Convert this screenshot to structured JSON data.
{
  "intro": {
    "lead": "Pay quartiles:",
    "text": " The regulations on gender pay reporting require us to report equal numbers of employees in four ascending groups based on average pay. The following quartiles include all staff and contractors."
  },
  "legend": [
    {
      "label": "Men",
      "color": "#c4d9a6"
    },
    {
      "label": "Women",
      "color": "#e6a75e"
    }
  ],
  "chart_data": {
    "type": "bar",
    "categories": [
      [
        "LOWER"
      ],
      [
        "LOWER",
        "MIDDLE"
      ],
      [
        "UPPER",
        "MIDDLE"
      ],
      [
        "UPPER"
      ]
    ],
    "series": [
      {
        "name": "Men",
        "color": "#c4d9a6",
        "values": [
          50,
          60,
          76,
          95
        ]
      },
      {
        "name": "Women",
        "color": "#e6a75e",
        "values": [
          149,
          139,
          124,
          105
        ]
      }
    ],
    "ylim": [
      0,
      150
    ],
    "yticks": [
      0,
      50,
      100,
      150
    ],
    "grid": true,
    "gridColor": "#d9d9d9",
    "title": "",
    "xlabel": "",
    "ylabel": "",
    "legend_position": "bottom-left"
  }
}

---------------

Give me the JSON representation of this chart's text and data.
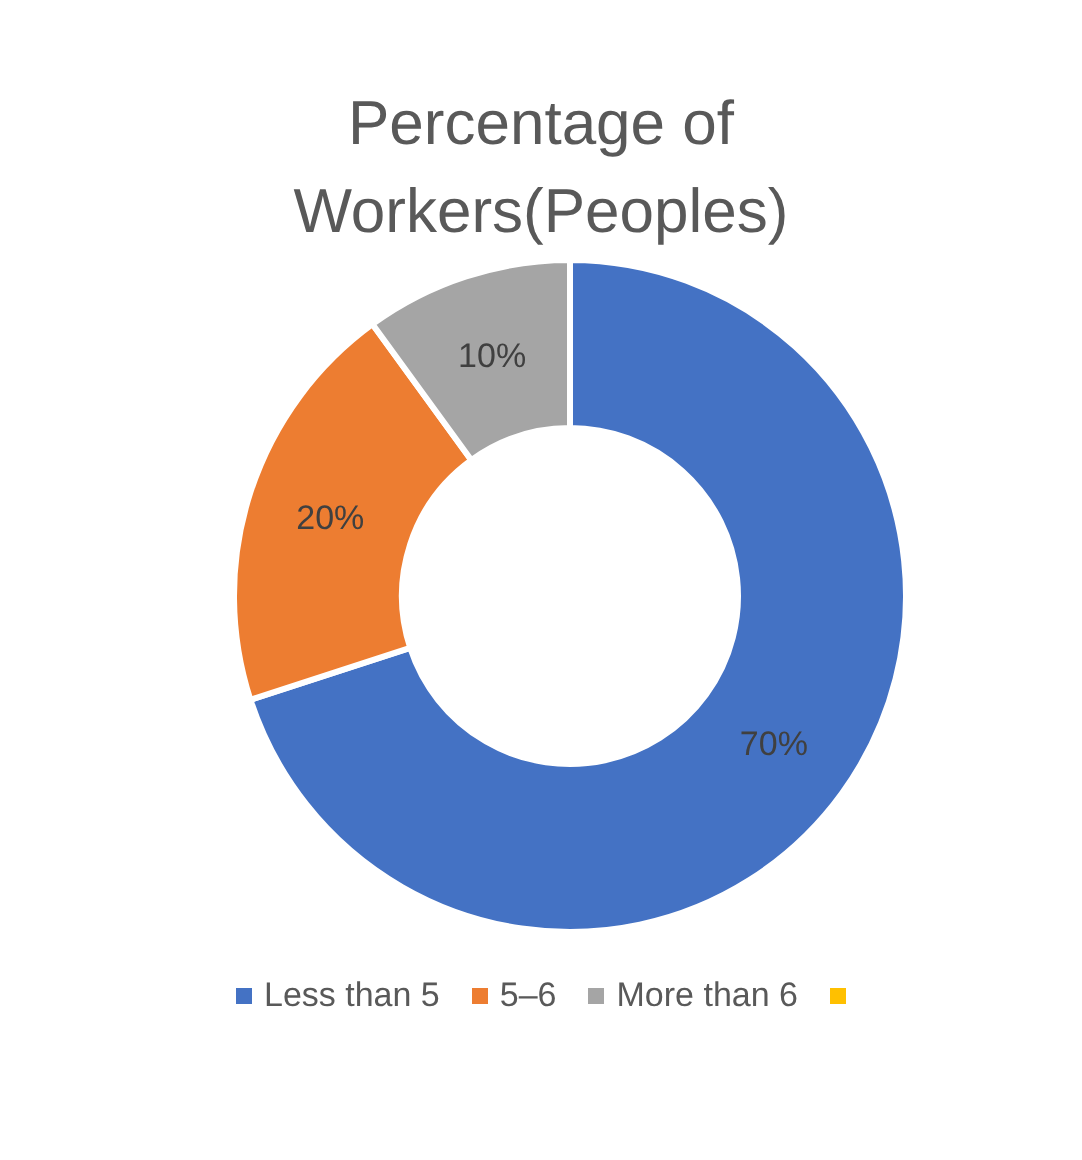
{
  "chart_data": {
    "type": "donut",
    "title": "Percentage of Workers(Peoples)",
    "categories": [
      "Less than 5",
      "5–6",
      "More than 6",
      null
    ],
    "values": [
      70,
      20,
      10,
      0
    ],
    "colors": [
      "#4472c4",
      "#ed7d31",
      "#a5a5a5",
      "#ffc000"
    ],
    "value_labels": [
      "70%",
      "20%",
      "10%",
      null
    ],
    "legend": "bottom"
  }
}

---------------

(Goal):
Which lines above contain "text"? Show each of them.

(Correct answer):
    "text": " The regulations on gender pay reporting require us to report equal numbers of employees in four ascending groups based on average pay. The following quartiles include all staff and contractors."
Give me the JSON representation of this chart's text and data.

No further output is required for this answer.